EXERCISE OBJECTIVE
Pictures stay out of the copy; set down each line of the listing below exactly.

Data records
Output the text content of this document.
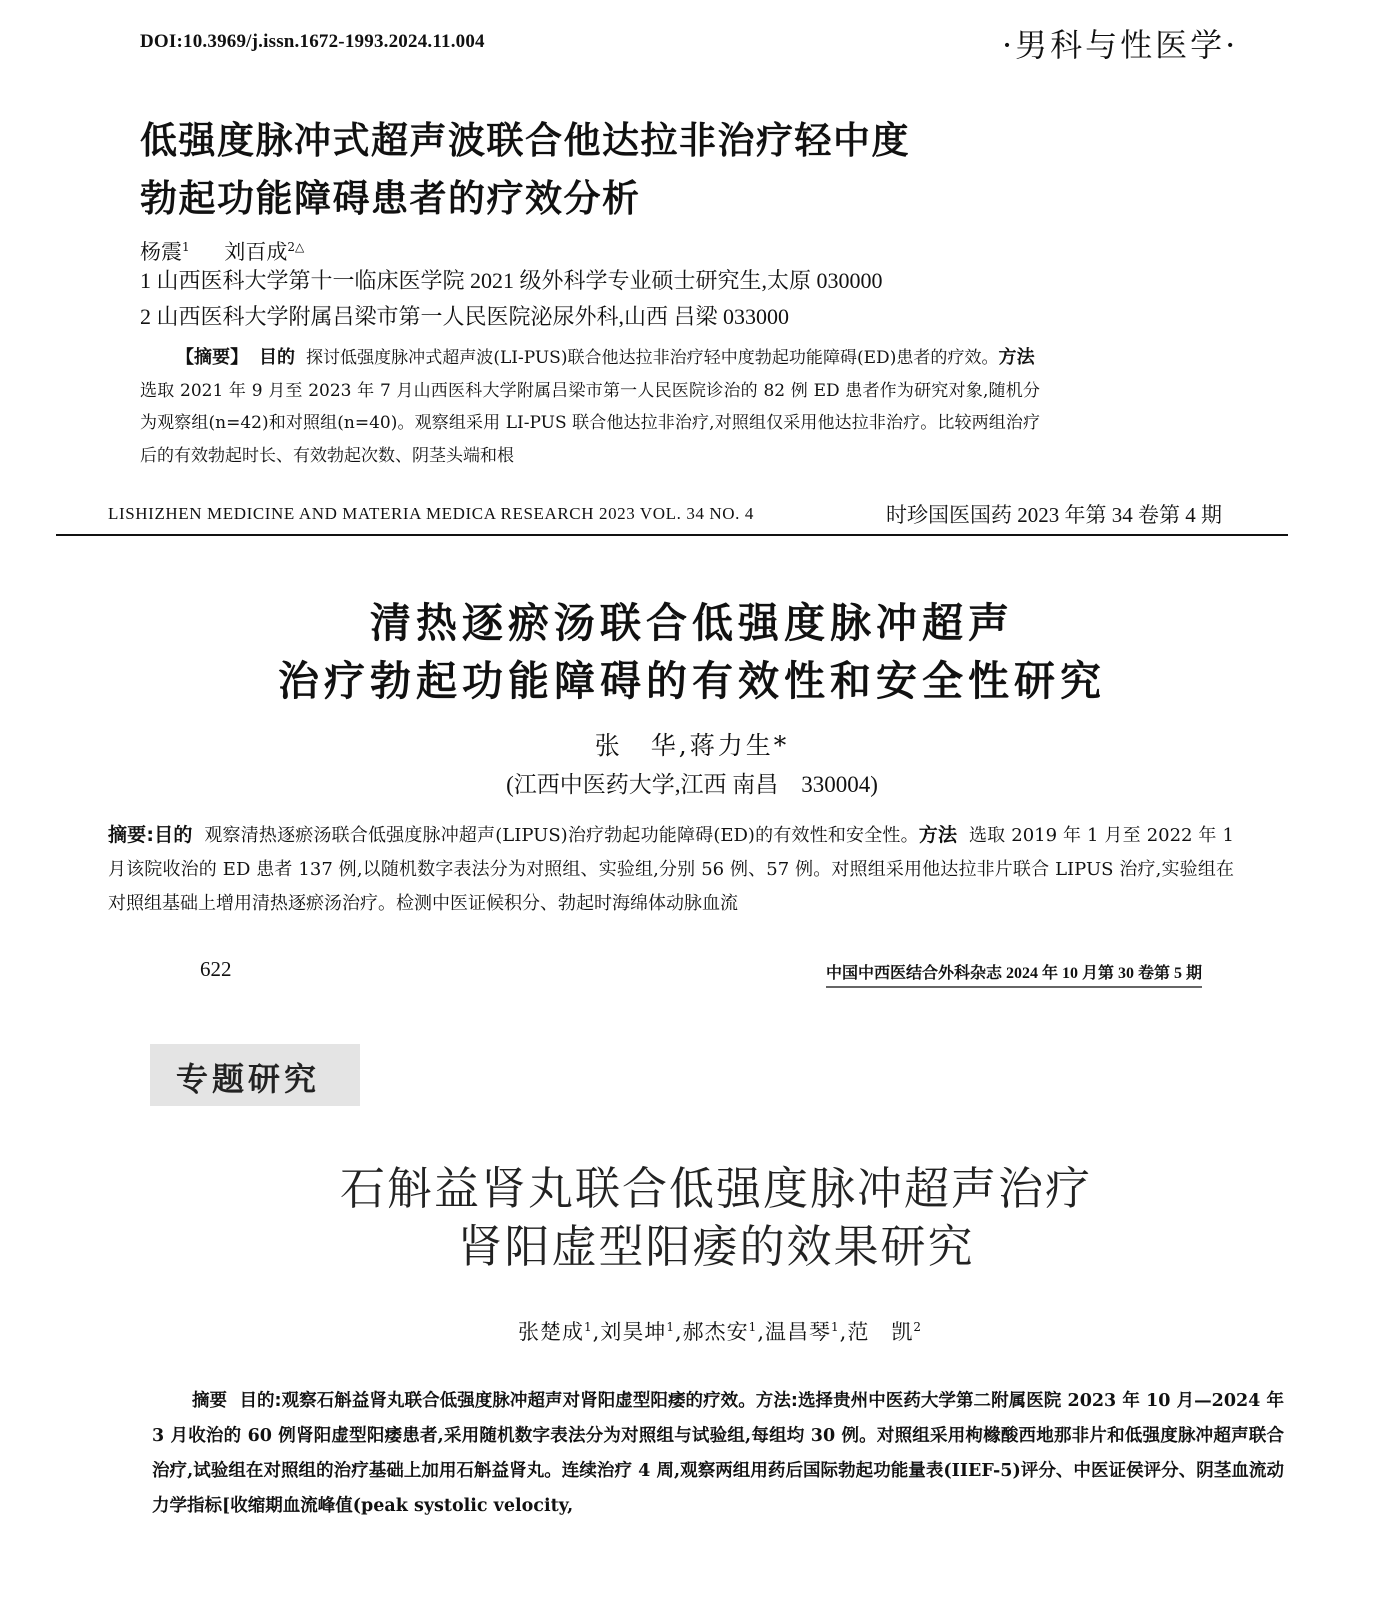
DOI:10.3969/j.issn.1672-1993.2024.11.004	·男科与性医学·
低强度脉冲式超声波联合他达拉非治疗轻中度
勃起功能障碍患者的疗效分析
杨震$^1$ 刘百成$^{2\triangle}$
1 山西医科大学第十一临床医学院 2021 级外科学专业硕士研究生,太原 030000
2 山西医科大学附属吕梁市第一人民医院泌尿外科,山西 吕梁 033000
【摘要】 目的 探讨低强度脉冲式超声波(LI-PUS)联合他达拉非治疗轻中度勃起功能障碍(ED)患者的疗效。方法  选取 2021 年 9 月至 2023 年 7 月山西医科大学附属吕梁市第一人民医院诊治的 82 例 ED 患者作为研究对象,随机分为观察组(n=42)和对照组(n=40)。观察组采用 LI-PUS 联合他达拉非治疗,对照组仅采用他达拉非治疗。比较两组治疗后的有效勃起时长、有效勃起次数、阴茎头端和根
LISHIZHEN MEDICINE AND MATERIA MEDICA RESEARCH 2023 VOL. 34 NO. 4	时珍国医国药 2023 年第 34 卷第 4 期
清热逐瘀汤联合低强度脉冲超声
治疗勃起功能障碍的有效性和安全性研究
张　华,蒋力生*
(江西中医药大学,江西 南昌　330004)
摘要:目的 观察清热逐瘀汤联合低强度脉冲超声(LIPUS)治疗勃起功能障碍(ED)的有效性和安全性。方法 选取 2019 年 1 月至 2022 年 1 月该院收治的 ED 患者 137 例,以随机数字表法分为对照组、实验组,分别 56 例、57 例。对照组采用他达拉非片联合 LIPUS 治疗,实验组在对照组基础上增用清热逐瘀汤治疗。检测中医证候积分、勃起时海绵体动脉血流
622	中国中西医结合外科杂志 2024 年 10 月第 30 卷第 5 期
专题研究
石斛益肾丸联合低强度脉冲超声治疗
肾阳虚型阳痿的效果研究
张楚成$^1$,刘昊坤$^1$,郝杰安$^1$,温昌琴$^1$,范　凯$^2$
摘要 目的:观察石斛益肾丸联合低强度脉冲超声对肾阳虚型阳痿的疗效。方法:选择贵州中医药大学第二附属医院 2023 年 10 月—2024 年 3 月收治的 60 例肾阳虚型阳痿患者,采用随机数字表法分为对照组与试验组,每组均 30 例。对照组采用枸橼酸西地那非片和低强度脉冲超声联合治疗,试验组在对照组的治疗基础上加用石斛益肾丸。连续治疗 4 周,观察两组用药后国际勃起功能量表(IIEF-5)评分、中医证侯评分、阴茎血流动力学指标[收缩期血流峰值(peak systolic velocity,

FINAL ANSWER
Output the text content of this document.
DOI:10.3969/j.issn.1672-1993.2024.11.004	·男科与性医学·
低强度脉冲式超声波联合他达拉非治疗轻中度
勃起功能障碍患者的疗效分析
杨震$^1$ 刘百成$^{2\triangle}$
1 山西医科大学第十一临床医学院 2021 级外科学专业硕士研究生,太原 030000
2 山西医科大学附属吕梁市第一人民医院泌尿外科,山西 吕梁 033000
【摘要】 目的 探讨低强度脉冲式超声波(LI-PUS)联合他达拉非治疗轻中度勃起功能障碍(ED)患者的疗效。方法  选取 2021 年 9 月至 2023 年 7 月山西医科大学附属吕梁市第一人民医院诊治的 82 例 ED 患者作为研究对象,随机分为观察组(n=42)和对照组(n=40)。观察组采用 LI-PUS 联合他达拉非治疗,对照组仅采用他达拉非治疗。比较两组治疗后的有效勃起时长、有效勃起次数、阴茎头端和根
LISHIZHEN MEDICINE AND MATERIA MEDICA RESEARCH 2023 VOL. 34 NO. 4	时珍国医国药 2023 年第 34 卷第 4 期
清热逐瘀汤联合低强度脉冲超声
治疗勃起功能障碍的有效性和安全性研究
张　华,蒋力生*
(江西中医药大学,江西 南昌　330004)
摘要:目的 观察清热逐瘀汤联合低强度脉冲超声(LIPUS)治疗勃起功能障碍(ED)的有效性和安全性。方法 选取 2019 年 1 月至 2022 年 1 月该院收治的 ED 患者 137 例,以随机数字表法分为对照组、实验组,分别 56 例、57 例。对照组采用他达拉非片联合 LIPUS 治疗,实验组在对照组基础上增用清热逐瘀汤治疗。检测中医证候积分、勃起时海绵体动脉血流
622	中国中西医结合外科杂志 2024 年 10 月第 30 卷第 5 期
专题研究
石斛益肾丸联合低强度脉冲超声治疗
肾阳虚型阳痿的效果研究
张楚成$^1$,刘昊坤$^1$,郝杰安$^1$,温昌琴$^1$,范　凯$^2$
摘要 目的:观察石斛益肾丸联合低强度脉冲超声对肾阳虚型阳痿的疗效。方法:选择贵州中医药大学第二附属医院 2023 年 10 月—2024 年 3 月收治的 60 例肾阳虚型阳痿患者,采用随机数字表法分为对照组与试验组,每组均 30 例。对照组采用枸橼酸西地那非片和低强度脉冲超声联合治疗,试验组在对照组的治疗基础上加用石斛益肾丸。连续治疗 4 周,观察两组用药后国际勃起功能量表(IIEF-5)评分、中医证侯评分、阴茎血流动力学指标[收缩期血流峰值(peak systolic velocity,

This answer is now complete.